▸ **Problem**
Copy every line that contains the string "investment" from the entries below.

(Dataset records)
◇ ◇ ◇ ◇
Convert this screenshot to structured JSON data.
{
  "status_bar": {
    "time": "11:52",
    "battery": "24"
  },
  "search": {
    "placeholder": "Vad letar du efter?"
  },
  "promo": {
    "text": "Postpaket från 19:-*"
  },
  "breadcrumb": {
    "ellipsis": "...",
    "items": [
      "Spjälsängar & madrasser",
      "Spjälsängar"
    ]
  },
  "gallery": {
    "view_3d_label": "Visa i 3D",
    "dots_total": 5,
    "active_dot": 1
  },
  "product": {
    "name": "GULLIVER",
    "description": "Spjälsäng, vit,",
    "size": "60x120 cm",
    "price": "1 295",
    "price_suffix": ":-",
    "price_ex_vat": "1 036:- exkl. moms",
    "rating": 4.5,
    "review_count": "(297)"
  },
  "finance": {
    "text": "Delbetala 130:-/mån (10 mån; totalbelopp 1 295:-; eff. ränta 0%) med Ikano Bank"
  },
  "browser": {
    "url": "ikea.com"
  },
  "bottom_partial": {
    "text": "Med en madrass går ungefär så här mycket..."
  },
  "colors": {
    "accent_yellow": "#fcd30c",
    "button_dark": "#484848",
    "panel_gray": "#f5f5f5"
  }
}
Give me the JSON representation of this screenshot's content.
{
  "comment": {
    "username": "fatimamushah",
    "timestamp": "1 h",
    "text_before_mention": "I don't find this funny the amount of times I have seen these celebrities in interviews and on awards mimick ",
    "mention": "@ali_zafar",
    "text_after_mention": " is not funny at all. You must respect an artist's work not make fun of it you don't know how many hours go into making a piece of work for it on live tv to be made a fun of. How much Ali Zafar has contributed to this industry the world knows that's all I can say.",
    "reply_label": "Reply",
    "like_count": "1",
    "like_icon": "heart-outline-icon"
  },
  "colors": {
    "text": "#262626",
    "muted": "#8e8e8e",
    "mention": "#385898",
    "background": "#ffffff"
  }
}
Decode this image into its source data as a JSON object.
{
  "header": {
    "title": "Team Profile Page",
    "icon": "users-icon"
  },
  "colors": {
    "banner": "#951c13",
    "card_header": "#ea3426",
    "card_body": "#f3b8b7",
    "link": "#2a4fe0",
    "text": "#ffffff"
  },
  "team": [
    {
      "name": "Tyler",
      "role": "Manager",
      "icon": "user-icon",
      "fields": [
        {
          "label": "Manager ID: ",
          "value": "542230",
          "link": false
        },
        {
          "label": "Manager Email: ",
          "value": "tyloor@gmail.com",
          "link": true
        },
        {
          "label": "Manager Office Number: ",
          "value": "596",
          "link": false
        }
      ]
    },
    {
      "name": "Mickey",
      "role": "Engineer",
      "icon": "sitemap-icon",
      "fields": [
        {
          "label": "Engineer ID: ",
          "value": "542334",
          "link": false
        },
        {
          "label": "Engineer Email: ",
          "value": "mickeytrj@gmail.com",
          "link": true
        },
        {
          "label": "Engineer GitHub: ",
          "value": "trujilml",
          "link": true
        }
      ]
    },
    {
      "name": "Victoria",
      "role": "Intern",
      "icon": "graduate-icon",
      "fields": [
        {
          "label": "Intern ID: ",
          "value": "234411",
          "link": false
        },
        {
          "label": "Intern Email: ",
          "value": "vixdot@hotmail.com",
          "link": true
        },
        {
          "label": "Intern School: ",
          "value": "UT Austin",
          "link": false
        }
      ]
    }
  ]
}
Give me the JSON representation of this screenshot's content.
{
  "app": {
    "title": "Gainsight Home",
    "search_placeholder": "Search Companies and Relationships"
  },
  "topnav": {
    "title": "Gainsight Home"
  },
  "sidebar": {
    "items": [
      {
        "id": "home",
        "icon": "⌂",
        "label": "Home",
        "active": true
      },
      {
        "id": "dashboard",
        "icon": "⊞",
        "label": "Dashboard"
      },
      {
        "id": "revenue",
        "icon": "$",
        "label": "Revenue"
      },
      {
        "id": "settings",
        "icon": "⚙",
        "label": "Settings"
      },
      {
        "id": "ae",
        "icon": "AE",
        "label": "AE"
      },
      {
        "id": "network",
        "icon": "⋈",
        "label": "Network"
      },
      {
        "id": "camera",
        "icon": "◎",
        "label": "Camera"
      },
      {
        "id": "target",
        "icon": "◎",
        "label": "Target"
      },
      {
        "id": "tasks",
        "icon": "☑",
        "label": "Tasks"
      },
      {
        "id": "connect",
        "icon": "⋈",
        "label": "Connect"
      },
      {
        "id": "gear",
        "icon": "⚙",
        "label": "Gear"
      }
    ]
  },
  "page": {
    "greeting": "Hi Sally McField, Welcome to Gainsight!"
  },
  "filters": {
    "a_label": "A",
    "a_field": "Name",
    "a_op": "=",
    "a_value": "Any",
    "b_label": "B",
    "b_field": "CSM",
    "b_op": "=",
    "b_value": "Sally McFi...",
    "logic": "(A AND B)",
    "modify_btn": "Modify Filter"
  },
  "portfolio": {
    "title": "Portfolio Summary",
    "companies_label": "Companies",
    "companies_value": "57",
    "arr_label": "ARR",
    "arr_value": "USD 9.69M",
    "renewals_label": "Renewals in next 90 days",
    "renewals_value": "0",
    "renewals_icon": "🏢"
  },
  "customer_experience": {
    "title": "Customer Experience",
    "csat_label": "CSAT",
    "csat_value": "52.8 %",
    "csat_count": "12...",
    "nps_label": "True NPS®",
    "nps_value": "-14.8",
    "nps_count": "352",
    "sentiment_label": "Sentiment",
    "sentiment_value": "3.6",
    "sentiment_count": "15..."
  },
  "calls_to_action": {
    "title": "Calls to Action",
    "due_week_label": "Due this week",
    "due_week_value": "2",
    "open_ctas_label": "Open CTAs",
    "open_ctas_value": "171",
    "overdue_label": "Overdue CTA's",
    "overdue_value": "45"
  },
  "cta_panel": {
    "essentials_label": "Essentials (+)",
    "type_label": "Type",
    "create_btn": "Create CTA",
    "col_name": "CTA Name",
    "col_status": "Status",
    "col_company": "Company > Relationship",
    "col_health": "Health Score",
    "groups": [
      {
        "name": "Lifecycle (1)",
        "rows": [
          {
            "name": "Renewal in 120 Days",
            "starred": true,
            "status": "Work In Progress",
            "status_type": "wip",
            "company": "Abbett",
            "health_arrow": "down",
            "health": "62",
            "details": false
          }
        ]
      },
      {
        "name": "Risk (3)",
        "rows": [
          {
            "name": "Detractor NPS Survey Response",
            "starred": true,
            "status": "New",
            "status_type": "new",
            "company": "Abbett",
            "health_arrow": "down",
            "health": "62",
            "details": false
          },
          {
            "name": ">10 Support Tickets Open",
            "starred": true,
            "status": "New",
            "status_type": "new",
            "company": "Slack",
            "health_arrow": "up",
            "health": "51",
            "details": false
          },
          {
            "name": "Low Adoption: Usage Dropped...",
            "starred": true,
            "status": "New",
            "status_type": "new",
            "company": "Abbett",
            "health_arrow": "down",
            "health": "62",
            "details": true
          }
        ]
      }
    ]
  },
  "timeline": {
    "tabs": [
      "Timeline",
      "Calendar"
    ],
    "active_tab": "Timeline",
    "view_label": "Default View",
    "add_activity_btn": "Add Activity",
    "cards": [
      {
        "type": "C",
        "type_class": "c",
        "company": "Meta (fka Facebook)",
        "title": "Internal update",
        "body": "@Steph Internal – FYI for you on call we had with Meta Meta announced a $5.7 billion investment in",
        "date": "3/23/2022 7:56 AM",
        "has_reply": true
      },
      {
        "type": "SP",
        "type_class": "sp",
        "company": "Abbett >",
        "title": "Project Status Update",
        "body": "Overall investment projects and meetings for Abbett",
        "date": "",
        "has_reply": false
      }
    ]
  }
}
◇ ◇ ◇ ◇
▸ **Result of this exercise**
        "body": "@Steph Internal – FYI for you on call we had with Meta Meta announced a $5.7 billion investment in",
        "body": "Overall investment projects and meetings for Abbett",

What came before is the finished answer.